WHAT YOU SHOULD DO
Could you change "scatter-point" to "data-point" throughout the lines below and leave everything else unchanged?

[Layout annotation records]
# # # # # # #

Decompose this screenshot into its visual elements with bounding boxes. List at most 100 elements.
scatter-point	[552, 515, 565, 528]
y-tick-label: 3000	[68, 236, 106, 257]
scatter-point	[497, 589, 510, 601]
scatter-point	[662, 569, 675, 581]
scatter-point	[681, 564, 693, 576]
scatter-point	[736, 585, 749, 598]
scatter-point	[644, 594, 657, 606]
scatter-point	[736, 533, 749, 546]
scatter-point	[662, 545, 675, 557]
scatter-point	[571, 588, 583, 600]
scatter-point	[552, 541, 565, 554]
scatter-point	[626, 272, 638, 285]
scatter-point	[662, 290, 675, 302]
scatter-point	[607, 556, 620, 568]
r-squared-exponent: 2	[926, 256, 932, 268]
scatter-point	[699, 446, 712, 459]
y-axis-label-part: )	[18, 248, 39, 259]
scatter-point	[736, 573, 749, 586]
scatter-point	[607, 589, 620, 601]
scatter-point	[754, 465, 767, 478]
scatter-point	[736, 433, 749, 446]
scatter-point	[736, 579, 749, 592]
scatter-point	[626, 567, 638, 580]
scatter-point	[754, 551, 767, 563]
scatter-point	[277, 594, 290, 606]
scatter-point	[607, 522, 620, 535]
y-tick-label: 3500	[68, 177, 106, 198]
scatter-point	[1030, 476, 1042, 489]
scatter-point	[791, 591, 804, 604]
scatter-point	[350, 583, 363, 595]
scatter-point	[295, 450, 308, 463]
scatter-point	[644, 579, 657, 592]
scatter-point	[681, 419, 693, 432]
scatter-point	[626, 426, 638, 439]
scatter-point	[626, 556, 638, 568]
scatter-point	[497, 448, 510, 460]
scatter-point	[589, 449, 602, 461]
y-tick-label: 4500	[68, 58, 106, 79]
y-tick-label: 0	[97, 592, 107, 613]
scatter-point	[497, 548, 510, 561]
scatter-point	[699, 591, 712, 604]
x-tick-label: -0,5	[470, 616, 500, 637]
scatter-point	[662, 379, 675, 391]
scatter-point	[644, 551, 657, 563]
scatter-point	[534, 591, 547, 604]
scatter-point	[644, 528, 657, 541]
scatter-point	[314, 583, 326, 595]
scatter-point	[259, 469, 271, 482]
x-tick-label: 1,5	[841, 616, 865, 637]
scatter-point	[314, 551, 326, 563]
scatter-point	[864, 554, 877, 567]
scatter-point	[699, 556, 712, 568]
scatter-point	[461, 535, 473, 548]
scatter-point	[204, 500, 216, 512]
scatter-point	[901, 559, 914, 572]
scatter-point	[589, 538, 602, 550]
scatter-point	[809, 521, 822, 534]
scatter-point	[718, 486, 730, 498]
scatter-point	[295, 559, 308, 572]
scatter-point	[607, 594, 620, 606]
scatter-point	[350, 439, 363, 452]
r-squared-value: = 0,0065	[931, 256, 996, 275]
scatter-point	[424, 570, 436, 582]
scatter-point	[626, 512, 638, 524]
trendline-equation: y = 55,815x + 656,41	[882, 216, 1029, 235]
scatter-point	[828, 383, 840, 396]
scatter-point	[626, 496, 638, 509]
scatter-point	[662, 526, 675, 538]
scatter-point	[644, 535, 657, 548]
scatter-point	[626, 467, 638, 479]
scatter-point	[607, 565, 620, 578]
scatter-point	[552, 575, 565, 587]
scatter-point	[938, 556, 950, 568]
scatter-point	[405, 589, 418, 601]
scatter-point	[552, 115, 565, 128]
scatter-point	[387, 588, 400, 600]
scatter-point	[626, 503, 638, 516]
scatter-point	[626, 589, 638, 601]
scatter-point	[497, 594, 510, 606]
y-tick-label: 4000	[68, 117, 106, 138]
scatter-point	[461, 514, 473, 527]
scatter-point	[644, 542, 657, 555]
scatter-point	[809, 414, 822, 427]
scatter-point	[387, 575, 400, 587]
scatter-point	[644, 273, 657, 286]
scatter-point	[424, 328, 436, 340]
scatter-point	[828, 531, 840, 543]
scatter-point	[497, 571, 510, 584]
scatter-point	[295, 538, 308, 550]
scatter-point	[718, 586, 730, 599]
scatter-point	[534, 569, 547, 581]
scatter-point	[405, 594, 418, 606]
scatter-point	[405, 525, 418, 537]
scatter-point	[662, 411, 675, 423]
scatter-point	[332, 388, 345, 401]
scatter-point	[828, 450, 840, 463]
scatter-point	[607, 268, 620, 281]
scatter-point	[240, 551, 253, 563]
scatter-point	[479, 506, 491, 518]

# # # # # # #

ANSWER BELOW
Decompose this screenshot into its visual elements with bounding boxes. List at most 100 elements.
data-point	[552, 515, 565, 528]
y-tick-label: 3000	[68, 236, 106, 257]
data-point	[497, 589, 510, 601]
data-point	[662, 569, 675, 581]
data-point	[681, 564, 693, 576]
data-point	[736, 585, 749, 598]
data-point	[644, 594, 657, 606]
data-point	[736, 533, 749, 546]
data-point	[662, 545, 675, 557]
data-point	[571, 588, 583, 600]
data-point	[552, 541, 565, 554]
data-point	[626, 272, 638, 285]
data-point	[662, 290, 675, 302]
data-point	[607, 556, 620, 568]
r-squared-exponent: 2	[926, 256, 932, 268]
data-point	[699, 446, 712, 459]
y-axis-label-part: )	[18, 248, 39, 259]
data-point	[736, 573, 749, 586]
data-point	[607, 589, 620, 601]
data-point	[754, 465, 767, 478]
data-point	[736, 433, 749, 446]
data-point	[736, 579, 749, 592]
data-point	[626, 567, 638, 580]
data-point	[754, 551, 767, 563]
data-point	[277, 594, 290, 606]
data-point	[607, 522, 620, 535]
y-tick-label: 3500	[68, 177, 106, 198]
data-point	[1030, 476, 1042, 489]
data-point	[791, 591, 804, 604]
data-point	[350, 583, 363, 595]
data-point	[295, 450, 308, 463]
data-point	[644, 579, 657, 592]
data-point	[681, 419, 693, 432]
data-point	[626, 426, 638, 439]
data-point	[626, 556, 638, 568]
data-point	[497, 448, 510, 460]
data-point	[589, 449, 602, 461]
y-tick-label: 4500	[68, 58, 106, 79]
y-tick-label: 0	[97, 592, 107, 613]
data-point	[497, 548, 510, 561]
data-point	[699, 591, 712, 604]
x-tick-label: -0,5	[470, 616, 500, 637]
data-point	[662, 379, 675, 391]
data-point	[644, 551, 657, 563]
data-point	[534, 591, 547, 604]
data-point	[644, 528, 657, 541]
data-point	[314, 583, 326, 595]
data-point	[259, 469, 271, 482]
x-tick-label: 1,5	[841, 616, 865, 637]
data-point	[314, 551, 326, 563]
data-point	[864, 554, 877, 567]
data-point	[699, 556, 712, 568]
data-point	[461, 535, 473, 548]
data-point	[204, 500, 216, 512]
data-point	[901, 559, 914, 572]
data-point	[589, 538, 602, 550]
data-point	[809, 521, 822, 534]
data-point	[718, 486, 730, 498]
data-point	[295, 559, 308, 572]
data-point	[607, 594, 620, 606]
data-point	[350, 439, 363, 452]
r-squared-value: = 0,0065	[931, 256, 996, 275]
data-point	[424, 570, 436, 582]
data-point	[626, 512, 638, 524]
trendline-equation: y = 55,815x + 656,41	[882, 216, 1029, 235]
data-point	[828, 383, 840, 396]
data-point	[626, 496, 638, 509]
data-point	[662, 526, 675, 538]
data-point	[644, 535, 657, 548]
data-point	[626, 467, 638, 479]
data-point	[607, 565, 620, 578]
data-point	[552, 575, 565, 587]
data-point	[938, 556, 950, 568]
data-point	[405, 589, 418, 601]
data-point	[552, 115, 565, 128]
data-point	[387, 588, 400, 600]
data-point	[626, 503, 638, 516]
data-point	[626, 589, 638, 601]
data-point	[497, 594, 510, 606]
y-tick-label: 4000	[68, 117, 106, 138]
data-point	[461, 514, 473, 527]
data-point	[644, 542, 657, 555]
data-point	[809, 414, 822, 427]
data-point	[387, 575, 400, 587]
data-point	[644, 273, 657, 286]
data-point	[424, 328, 436, 340]
data-point	[828, 531, 840, 543]
data-point	[497, 571, 510, 584]
data-point	[295, 538, 308, 550]
data-point	[718, 586, 730, 599]
data-point	[534, 569, 547, 581]
data-point	[405, 594, 418, 606]
data-point	[405, 525, 418, 537]
data-point	[662, 411, 675, 423]
data-point	[332, 388, 345, 401]
data-point	[828, 450, 840, 463]
data-point	[607, 268, 620, 281]
data-point	[240, 551, 253, 563]
data-point	[479, 506, 491, 518]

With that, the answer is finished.